>> BEGIN Extracted records

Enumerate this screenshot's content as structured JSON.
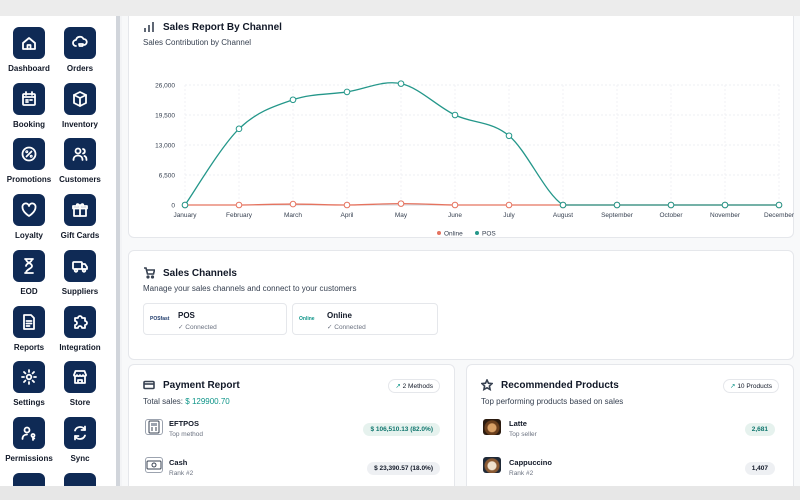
{
  "sidebar": {
    "items": [
      {
        "label": "Dashboard",
        "icon": "home-icon"
      },
      {
        "label": "Orders",
        "icon": "cloud-cart-icon"
      },
      {
        "label": "Booking",
        "icon": "calendar-icon"
      },
      {
        "label": "Inventory",
        "icon": "box-icon"
      },
      {
        "label": "Promotions",
        "icon": "percent-icon"
      },
      {
        "label": "Customers",
        "icon": "users-icon"
      },
      {
        "label": "Loyalty",
        "icon": "heart-icon"
      },
      {
        "label": "Gift Cards",
        "icon": "gift-icon"
      },
      {
        "label": "EOD",
        "icon": "hourglass-icon"
      },
      {
        "label": "Suppliers",
        "icon": "truck-icon"
      },
      {
        "label": "Reports",
        "icon": "document-icon"
      },
      {
        "label": "Integration",
        "icon": "puzzle-icon"
      },
      {
        "label": "Settings",
        "icon": "gear-icon"
      },
      {
        "label": "Store",
        "icon": "store-icon"
      },
      {
        "label": "Permissions",
        "icon": "user-key-icon"
      },
      {
        "label": "Sync",
        "icon": "sync-icon"
      }
    ]
  },
  "sales_report": {
    "title": "Sales Report By Channel",
    "subtitle": "Sales Contribution by Channel"
  },
  "chart_data": {
    "type": "line",
    "categories": [
      "January",
      "February",
      "March",
      "April",
      "May",
      "June",
      "July",
      "August",
      "September",
      "October",
      "November",
      "December"
    ],
    "series": [
      {
        "name": "Online",
        "color": "#e5735f",
        "values": [
          0,
          0,
          200,
          0,
          300,
          0,
          0,
          0,
          0,
          0,
          0,
          0
        ]
      },
      {
        "name": "POS",
        "color": "#24978a",
        "values": [
          0,
          16500,
          22800,
          24500,
          26300,
          19500,
          15000,
          0,
          0,
          0,
          0,
          0
        ]
      }
    ],
    "yticks": [
      "0",
      "6,500",
      "13,000",
      "19,500",
      "26,000"
    ],
    "ylim": [
      0,
      26000
    ],
    "grid": true,
    "legend": "bottom"
  },
  "sales_channels": {
    "title": "Sales Channels",
    "subtitle": "Manage your sales channels and connect to your customers",
    "channels": [
      {
        "name": "POS",
        "status": "✓ Connected",
        "logo": "POSfast"
      },
      {
        "name": "Online",
        "status": "✓ Connected",
        "logo": "Online"
      }
    ]
  },
  "payment_report": {
    "title": "Payment Report",
    "badge": "2 Methods",
    "total_label": "Total sales:",
    "total_value": "$ 129900.70",
    "methods": [
      {
        "name": "EFTPOS",
        "sub": "Top method",
        "amount": "$ 106,510.13 (82.0%)"
      },
      {
        "name": "Cash",
        "sub": "Rank #2",
        "amount": "$ 23,390.57 (18.0%)"
      }
    ]
  },
  "recommended_products": {
    "title": "Recommended Products",
    "badge": "10 Products",
    "subtitle": "Top performing products based on sales",
    "products": [
      {
        "name": "Latte",
        "sub": "Top seller",
        "count": "2,681"
      },
      {
        "name": "Cappuccino",
        "sub": "Rank #2",
        "count": "1,407"
      }
    ]
  }
}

>> END Extracted records

Your task »
List each line of the records that holds the string "name".

Response »
        "name": "Online",
        "name": "POS",
        "name": "POS",
        "name": "Online",
        "name": "EFTPOS",
        "name": "Cash",
        "name": "Latte",
        "name": "Cappuccino",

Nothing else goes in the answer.